■ Task to carry out ■
Each record must be retyped in full. No character may differ.

-- START OF Dataset content --

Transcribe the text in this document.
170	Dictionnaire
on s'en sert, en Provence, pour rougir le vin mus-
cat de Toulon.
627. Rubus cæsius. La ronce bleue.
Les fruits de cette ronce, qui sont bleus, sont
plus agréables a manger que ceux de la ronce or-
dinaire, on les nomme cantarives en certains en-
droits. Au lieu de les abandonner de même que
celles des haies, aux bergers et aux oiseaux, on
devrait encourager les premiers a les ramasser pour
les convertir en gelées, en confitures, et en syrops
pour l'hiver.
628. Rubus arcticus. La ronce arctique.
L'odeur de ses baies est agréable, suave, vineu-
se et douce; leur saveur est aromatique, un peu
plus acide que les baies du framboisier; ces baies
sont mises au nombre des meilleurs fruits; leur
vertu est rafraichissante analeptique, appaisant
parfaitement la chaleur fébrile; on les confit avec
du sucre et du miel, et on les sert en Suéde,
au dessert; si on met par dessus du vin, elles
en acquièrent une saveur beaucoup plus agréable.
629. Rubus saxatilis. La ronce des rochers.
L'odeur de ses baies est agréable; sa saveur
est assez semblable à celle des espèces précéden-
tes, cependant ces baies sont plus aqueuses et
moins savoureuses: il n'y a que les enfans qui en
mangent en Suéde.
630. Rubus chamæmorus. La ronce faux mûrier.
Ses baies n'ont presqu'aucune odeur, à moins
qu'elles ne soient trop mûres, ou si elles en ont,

-- END OF Dataset content --

■ Response for this exercise ■
Transcribe the text in this document.
170	Dictionnaire
on s'en sert, en Provence, pour rougir le vin mus-
cat de Toulon.
627. Rubus cæsius. La ronce bleue.
Les fruits de cette ronce, qui sont bleus, sont
plus agréables a manger que ceux de la ronce or-
dinaire, on les nomme cantarives en certains en-
droits. Au lieu de les abandonner de même que
celles des haies, aux bergers et aux oiseaux, on
devrait encourager les premiers a les ramasser pour
les convertir en gelées, en confitures, et en syrops
pour l'hiver.
628. Rubus arcticus. La ronce arctique.
L'odeur de ses baies est agréable, suave, vineu-
se et douce; leur saveur est aromatique, un peu
plus acide que les baies du framboisier; ces baies
sont mises au nombre des meilleurs fruits; leur
vertu est rafraichissante analeptique, appaisant
parfaitement la chaleur fébrile; on les confit avec
du sucre et du miel, et on les sert en Suéde,
au dessert; si on met par dessus du vin, elles
en acquièrent une saveur beaucoup plus agréable.
629. Rubus saxatilis. La ronce des rochers.
L'odeur de ses baies est agréable; sa saveur
est assez semblable à celle des espèces précéden-
tes, cependant ces baies sont plus aqueuses et
moins savoureuses: il n'y a que les enfans qui en
mangent en Suéde.
630. Rubus chamæmorus. La ronce faux mûrier.
Ses baies n'ont presqu'aucune odeur, à moins
qu'elles ne soient trop mûres, ou si elles en ont,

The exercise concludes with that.